== Supplied entries

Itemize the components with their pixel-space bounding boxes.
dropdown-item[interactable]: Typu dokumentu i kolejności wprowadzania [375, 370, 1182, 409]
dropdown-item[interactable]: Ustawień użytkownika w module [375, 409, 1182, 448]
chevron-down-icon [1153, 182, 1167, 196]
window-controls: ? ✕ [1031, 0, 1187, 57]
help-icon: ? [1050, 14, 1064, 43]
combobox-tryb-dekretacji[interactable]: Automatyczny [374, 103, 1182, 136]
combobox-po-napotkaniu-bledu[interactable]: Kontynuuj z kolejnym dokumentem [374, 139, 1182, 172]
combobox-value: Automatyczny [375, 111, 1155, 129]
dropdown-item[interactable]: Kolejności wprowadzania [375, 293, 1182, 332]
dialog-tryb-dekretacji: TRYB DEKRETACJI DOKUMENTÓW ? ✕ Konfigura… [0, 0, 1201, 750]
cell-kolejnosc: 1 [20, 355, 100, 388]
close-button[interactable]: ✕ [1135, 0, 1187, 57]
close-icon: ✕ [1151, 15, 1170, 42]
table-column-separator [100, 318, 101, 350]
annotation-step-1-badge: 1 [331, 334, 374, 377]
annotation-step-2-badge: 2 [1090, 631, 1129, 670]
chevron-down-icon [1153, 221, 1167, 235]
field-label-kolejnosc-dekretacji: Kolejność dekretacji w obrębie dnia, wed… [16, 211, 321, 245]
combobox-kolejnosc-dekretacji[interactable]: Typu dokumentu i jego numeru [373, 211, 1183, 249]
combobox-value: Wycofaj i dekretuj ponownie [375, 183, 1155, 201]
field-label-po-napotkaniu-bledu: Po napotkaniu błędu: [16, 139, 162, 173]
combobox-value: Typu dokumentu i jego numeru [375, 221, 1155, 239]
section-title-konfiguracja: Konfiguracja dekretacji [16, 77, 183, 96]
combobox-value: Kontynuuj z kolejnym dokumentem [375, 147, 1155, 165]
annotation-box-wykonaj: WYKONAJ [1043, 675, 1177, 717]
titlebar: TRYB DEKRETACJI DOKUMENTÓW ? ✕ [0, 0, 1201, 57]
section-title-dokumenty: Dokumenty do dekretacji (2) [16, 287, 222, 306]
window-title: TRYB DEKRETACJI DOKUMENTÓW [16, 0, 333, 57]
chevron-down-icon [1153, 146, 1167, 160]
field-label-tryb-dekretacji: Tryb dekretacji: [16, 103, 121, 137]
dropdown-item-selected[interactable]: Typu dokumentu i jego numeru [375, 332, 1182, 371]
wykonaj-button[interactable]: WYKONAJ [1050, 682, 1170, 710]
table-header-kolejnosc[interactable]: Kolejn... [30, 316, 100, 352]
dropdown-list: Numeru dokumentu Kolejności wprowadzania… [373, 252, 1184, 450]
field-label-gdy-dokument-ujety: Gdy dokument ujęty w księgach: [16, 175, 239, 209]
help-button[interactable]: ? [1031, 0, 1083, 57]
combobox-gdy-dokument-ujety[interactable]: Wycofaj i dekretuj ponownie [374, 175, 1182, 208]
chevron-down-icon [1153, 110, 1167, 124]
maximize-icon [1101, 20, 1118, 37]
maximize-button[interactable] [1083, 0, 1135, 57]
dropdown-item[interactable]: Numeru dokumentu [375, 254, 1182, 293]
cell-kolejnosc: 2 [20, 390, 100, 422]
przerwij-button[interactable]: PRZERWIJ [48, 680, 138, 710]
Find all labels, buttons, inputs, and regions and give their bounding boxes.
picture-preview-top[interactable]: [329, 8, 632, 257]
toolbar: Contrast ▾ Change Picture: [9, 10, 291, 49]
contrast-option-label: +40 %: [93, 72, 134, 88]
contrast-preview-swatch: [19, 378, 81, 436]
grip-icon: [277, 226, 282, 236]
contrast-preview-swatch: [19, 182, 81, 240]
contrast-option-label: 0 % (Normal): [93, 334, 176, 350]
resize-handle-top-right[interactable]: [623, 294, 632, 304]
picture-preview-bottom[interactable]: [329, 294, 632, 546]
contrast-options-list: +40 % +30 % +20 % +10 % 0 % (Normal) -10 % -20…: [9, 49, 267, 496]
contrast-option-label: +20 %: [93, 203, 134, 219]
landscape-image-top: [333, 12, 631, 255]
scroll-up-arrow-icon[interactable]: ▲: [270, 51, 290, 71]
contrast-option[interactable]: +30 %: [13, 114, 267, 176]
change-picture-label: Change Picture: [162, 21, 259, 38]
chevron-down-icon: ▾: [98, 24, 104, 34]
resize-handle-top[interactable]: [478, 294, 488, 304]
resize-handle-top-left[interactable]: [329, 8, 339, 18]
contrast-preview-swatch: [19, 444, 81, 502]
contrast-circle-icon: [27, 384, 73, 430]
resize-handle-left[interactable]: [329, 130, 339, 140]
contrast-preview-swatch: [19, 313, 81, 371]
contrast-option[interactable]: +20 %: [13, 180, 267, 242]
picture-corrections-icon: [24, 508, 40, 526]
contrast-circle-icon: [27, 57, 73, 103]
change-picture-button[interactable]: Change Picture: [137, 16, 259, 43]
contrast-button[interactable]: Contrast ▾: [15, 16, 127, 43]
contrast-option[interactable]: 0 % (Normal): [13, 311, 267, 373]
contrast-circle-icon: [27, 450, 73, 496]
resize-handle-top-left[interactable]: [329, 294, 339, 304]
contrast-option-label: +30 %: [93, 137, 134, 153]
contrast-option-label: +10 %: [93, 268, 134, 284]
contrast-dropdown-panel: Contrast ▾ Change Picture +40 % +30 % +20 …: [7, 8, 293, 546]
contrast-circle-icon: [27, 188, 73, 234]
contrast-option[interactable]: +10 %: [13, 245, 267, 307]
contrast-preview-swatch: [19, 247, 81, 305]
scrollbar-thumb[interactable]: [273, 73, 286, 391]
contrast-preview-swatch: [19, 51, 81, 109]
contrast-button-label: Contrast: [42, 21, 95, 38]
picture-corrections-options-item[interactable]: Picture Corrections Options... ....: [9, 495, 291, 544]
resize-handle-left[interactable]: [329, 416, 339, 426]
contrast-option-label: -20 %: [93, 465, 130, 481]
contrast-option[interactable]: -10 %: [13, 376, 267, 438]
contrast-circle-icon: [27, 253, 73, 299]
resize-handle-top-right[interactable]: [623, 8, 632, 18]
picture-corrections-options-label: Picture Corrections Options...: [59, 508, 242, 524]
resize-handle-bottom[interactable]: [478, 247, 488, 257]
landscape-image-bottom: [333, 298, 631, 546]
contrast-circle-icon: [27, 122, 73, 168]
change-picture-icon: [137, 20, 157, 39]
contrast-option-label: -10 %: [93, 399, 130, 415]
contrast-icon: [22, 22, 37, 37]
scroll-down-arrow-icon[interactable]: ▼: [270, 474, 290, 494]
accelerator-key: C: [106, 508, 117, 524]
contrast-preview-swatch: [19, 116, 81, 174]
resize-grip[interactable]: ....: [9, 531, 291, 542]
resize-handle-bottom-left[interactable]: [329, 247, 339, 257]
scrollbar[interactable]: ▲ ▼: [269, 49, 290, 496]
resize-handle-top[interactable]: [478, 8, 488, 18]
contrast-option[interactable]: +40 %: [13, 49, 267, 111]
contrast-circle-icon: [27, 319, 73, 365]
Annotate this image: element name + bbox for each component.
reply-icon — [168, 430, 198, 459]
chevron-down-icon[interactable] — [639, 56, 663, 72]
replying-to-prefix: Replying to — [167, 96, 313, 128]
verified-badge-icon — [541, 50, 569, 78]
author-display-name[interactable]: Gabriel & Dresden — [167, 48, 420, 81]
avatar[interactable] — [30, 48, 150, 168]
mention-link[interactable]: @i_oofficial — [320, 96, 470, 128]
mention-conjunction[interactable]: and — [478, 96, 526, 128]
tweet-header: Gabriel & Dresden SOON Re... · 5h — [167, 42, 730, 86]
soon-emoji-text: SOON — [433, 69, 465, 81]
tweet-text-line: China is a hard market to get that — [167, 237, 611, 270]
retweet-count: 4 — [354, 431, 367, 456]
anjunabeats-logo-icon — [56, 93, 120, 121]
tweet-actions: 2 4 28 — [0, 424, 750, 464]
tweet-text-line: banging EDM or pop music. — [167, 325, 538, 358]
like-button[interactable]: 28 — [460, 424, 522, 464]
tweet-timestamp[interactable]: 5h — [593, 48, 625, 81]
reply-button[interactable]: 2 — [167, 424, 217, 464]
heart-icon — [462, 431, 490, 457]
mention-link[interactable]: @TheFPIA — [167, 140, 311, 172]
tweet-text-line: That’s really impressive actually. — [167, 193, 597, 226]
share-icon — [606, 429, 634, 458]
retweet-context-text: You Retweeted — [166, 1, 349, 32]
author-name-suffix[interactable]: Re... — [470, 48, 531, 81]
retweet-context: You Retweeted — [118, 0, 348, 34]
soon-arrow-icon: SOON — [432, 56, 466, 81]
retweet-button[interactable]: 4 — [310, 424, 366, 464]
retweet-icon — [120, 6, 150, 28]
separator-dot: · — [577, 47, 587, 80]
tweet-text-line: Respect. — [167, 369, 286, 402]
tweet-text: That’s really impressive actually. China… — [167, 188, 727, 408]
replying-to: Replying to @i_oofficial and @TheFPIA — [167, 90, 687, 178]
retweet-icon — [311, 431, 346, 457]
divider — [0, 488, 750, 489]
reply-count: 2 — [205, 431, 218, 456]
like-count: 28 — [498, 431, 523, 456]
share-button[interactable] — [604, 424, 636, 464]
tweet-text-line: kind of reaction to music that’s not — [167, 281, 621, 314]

====

» **Your objective**
Copy everything from the start of the items down to the line containing "combobox-value: Typu dokumentu", including that line, without changing anything.

» **Response to this exercise**
Itemize the components with their pixel-space bounding boxes.
dropdown-item[interactable]: Typu dokumentu i kolejności wprowadzania [375, 370, 1182, 409]
dropdown-item[interactable]: Ustawień użytkownika w module [375, 409, 1182, 448]
chevron-down-icon [1153, 182, 1167, 196]
window-controls: ? ✕ [1031, 0, 1187, 57]
help-icon: ? [1050, 14, 1064, 43]
combobox-tryb-dekretacji[interactable]: Automatyczny [374, 103, 1182, 136]
combobox-po-napotkaniu-bledu[interactable]: Kontynuuj z kolejnym dokumentem [374, 139, 1182, 172]
combobox-value: Automatyczny [375, 111, 1155, 129]
dropdown-item[interactable]: Kolejności wprowadzania [375, 293, 1182, 332]
dialog-tryb-dekretacji: TRYB DEKRETACJI DOKUMENTÓW ? ✕ Konfigura… [0, 0, 1201, 750]
cell-kolejnosc: 1 [20, 355, 100, 388]
close-button[interactable]: ✕ [1135, 0, 1187, 57]
close-icon: ✕ [1151, 15, 1170, 42]
table-column-separator [100, 318, 101, 350]
annotation-step-1-badge: 1 [331, 334, 374, 377]
annotation-step-2-badge: 2 [1090, 631, 1129, 670]
chevron-down-icon [1153, 221, 1167, 235]
field-label-kolejnosc-dekretacji: Kolejność dekretacji w obrębie dnia, wed… [16, 211, 321, 245]
combobox-kolejnosc-dekretacji[interactable]: Typu dokumentu i jego numeru [373, 211, 1183, 249]
combobox-value: Wycofaj i dekretuj ponownie [375, 183, 1155, 201]
field-label-po-napotkaniu-bledu: Po napotkaniu błędu: [16, 139, 162, 173]
combobox-value: Typu dokumentu i jego numeru [375, 221, 1155, 239]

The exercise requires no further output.